▸ Exercise
Copy the lines between the one holding "x-tick-label: 2018 (442, 372, 456, 403)" and the one holding "sale-label-text: 3 (307, 66, 315, 80)", inclusive, character for character.
· · ·
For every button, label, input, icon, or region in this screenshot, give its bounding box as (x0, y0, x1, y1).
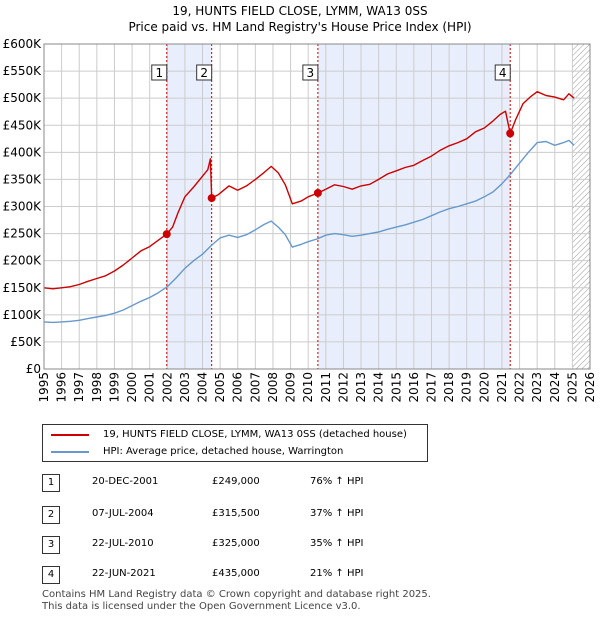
x-tick-label: 2018 (442, 372, 456, 403)
sale-point (207, 194, 216, 203)
footer-copyright: Contains HM Land Registry data © Crown c… (42, 589, 431, 600)
y-tick-label: £550K (3, 64, 43, 78)
x-tick-label: 1996 (55, 372, 69, 403)
y-tick-label: £350K (3, 172, 43, 186)
x-tick-label: 2010 (301, 372, 315, 403)
x-tick-label: 2017 (424, 372, 438, 403)
sale-label-box (196, 64, 213, 81)
sale-hpi-change: 35% ↑ HPI (310, 538, 364, 549)
chart-legend: 19, HUNTS FIELD CLOSE, LYMM, WA13 0SS (d… (42, 424, 428, 462)
x-tick-label: 2008 (266, 372, 280, 403)
sale-price: £325,000 (212, 538, 260, 549)
x-tick-label: 1995 (37, 372, 51, 403)
sale-point (313, 188, 322, 197)
sale-point (506, 129, 515, 138)
sale-date: 22-JUN-2021 (92, 568, 156, 579)
x-tick-label: 2020 (477, 372, 491, 403)
sale-date: 22-JUL-2010 (92, 538, 154, 549)
series-line-hpi (43, 139, 575, 324)
legend-swatch-property (51, 434, 89, 436)
x-tick-label: 2004 (196, 372, 210, 403)
x-tick-label: 2002 (160, 372, 174, 403)
legend-label-hpi: HPI: Average price, detached house, Warr… (103, 446, 344, 457)
x-tick-label: 2021 (495, 372, 509, 403)
y-tick-label: £250K (3, 227, 43, 241)
x-tick-label: 2023 (530, 372, 544, 403)
sale-label-text: 3 (307, 66, 315, 80)
sale-number-badge: 4 (42, 566, 60, 584)
sale-price: £249,000 (212, 476, 260, 487)
x-tick-label: 1997 (72, 372, 86, 403)
y-tick-label: £450K (3, 118, 43, 132)
series-line-property (43, 90, 575, 290)
sale-price: £435,000 (212, 568, 260, 579)
y-tick-label: £0 (26, 362, 41, 376)
chart-subtitle: Price paid vs. HM Land Registry's House … (128, 20, 472, 34)
x-tick-label: 2026 (583, 372, 597, 403)
price-chart: 1 2 3 4 £0 £50K £100K £150K £200K £250K £300K £350… (3, 37, 597, 403)
x-tick-label: 2024 (548, 372, 562, 403)
table-row: 2 07-JUL-2004 £315,500 37% ↑ HPI (0, 506, 600, 528)
x-tick-label: 2013 (354, 372, 368, 403)
x-tick-label: 2007 (248, 372, 262, 403)
x-tick-label: 2003 (178, 372, 192, 403)
sale-price: £315,500 (212, 508, 260, 519)
footer-license: This data is licensed under the Open Gov… (42, 601, 361, 612)
sale-date: 20-DEC-2001 (92, 476, 159, 487)
x-tick-label: 2016 (407, 372, 421, 403)
sale-label-text: 4 (499, 66, 507, 80)
table-row: 3 22-JUL-2010 £325,000 35% ↑ HPI (0, 536, 600, 558)
chart-title: 19, HUNTS FIELD CLOSE, LYMM, WA13 0SS (172, 4, 428, 18)
legend-swatch-hpi (51, 451, 89, 453)
y-tick-label: £500K (3, 91, 43, 105)
sale-point (162, 230, 171, 239)
sale-hpi-change: 76% ↑ HPI (310, 476, 364, 487)
y-tick-label: £600K (3, 37, 43, 51)
sale-hpi-change: 21% ↑ HPI (310, 568, 364, 579)
sale-number-badge: 3 (42, 536, 60, 554)
x-tick-label: 2012 (336, 372, 350, 403)
y-tick-label: £150K (3, 281, 43, 295)
y-tick-label: £50K (10, 335, 42, 349)
x-tick-label: 2025 (565, 372, 579, 403)
x-tick-label: 2014 (372, 372, 386, 403)
sale-date: 07-JUL-2004 (92, 508, 154, 519)
sale-number-badge: 2 (42, 506, 60, 524)
x-tick-label: 1998 (90, 372, 104, 403)
sale-label-box (302, 64, 319, 81)
y-tick-label: £400K (3, 145, 43, 159)
sale-label-box (494, 64, 511, 81)
sale-number-badge: 1 (42, 474, 60, 492)
x-tick-label: 2009 (284, 372, 298, 403)
x-tick-label: 2015 (389, 372, 403, 403)
x-tick-label: 2019 (460, 372, 474, 403)
x-tick-label: 2022 (513, 372, 527, 403)
plot-border (43, 43, 591, 370)
x-tick-label: 2000 (125, 372, 139, 403)
table-row: 1 20-DEC-2001 £249,000 76% ↑ HPI (0, 474, 600, 496)
x-tick-label: 2006 (231, 372, 245, 403)
sale-label-text: 1 (155, 66, 163, 80)
sale-hpi-change: 37% ↑ HPI (310, 508, 364, 519)
x-tick-label: 2011 (319, 372, 333, 403)
y-tick-label: £300K (3, 200, 43, 214)
sale-label-text: 2 (200, 66, 208, 80)
x-tick-label: 2001 (143, 372, 157, 403)
x-tick-label: 1999 (107, 372, 121, 403)
x-tick-label: 2005 (213, 372, 227, 403)
table-row: 4 22-JUN-2021 £435,000 21% ↑ HPI (0, 566, 600, 588)
sale-label-box (151, 64, 168, 81)
legend-label-property: 19, HUNTS FIELD CLOSE, LYMM, WA13 0SS (d… (103, 429, 407, 440)
y-tick-label: £100K (3, 308, 43, 322)
y-tick-label: £200K (3, 254, 43, 268)
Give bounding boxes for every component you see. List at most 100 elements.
· · ·
▸ Response for this exercise
x-tick-label: 2018 (442, 372, 456, 403)
sale-point (207, 194, 216, 203)
footer-copyright: Contains HM Land Registry data © Crown c… (42, 589, 431, 600)
y-tick-label: £550K (3, 64, 43, 78)
x-tick-label: 1996 (55, 372, 69, 403)
y-tick-label: £350K (3, 172, 43, 186)
x-tick-label: 2010 (301, 372, 315, 403)
x-tick-label: 2017 (424, 372, 438, 403)
sale-label-box (196, 64, 213, 81)
sale-hpi-change: 35% ↑ HPI (310, 538, 364, 549)
chart-legend: 19, HUNTS FIELD CLOSE, LYMM, WA13 0SS (d… (42, 424, 428, 462)
x-tick-label: 2008 (266, 372, 280, 403)
sale-price: £325,000 (212, 538, 260, 549)
x-tick-label: 1995 (37, 372, 51, 403)
sale-point (313, 188, 322, 197)
sale-point (506, 129, 515, 138)
sale-date: 22-JUN-2021 (92, 568, 156, 579)
x-tick-label: 2020 (477, 372, 491, 403)
sale-date: 22-JUL-2010 (92, 538, 154, 549)
series-line-hpi (43, 139, 575, 324)
legend-swatch-property (51, 434, 89, 436)
x-tick-label: 2004 (196, 372, 210, 403)
x-tick-label: 2002 (160, 372, 174, 403)
legend-label-hpi: HPI: Average price, detached house, Warr… (103, 446, 344, 457)
x-tick-label: 2021 (495, 372, 509, 403)
y-tick-label: £250K (3, 227, 43, 241)
x-tick-label: 2023 (530, 372, 544, 403)
sale-label-text: 3 (307, 66, 315, 80)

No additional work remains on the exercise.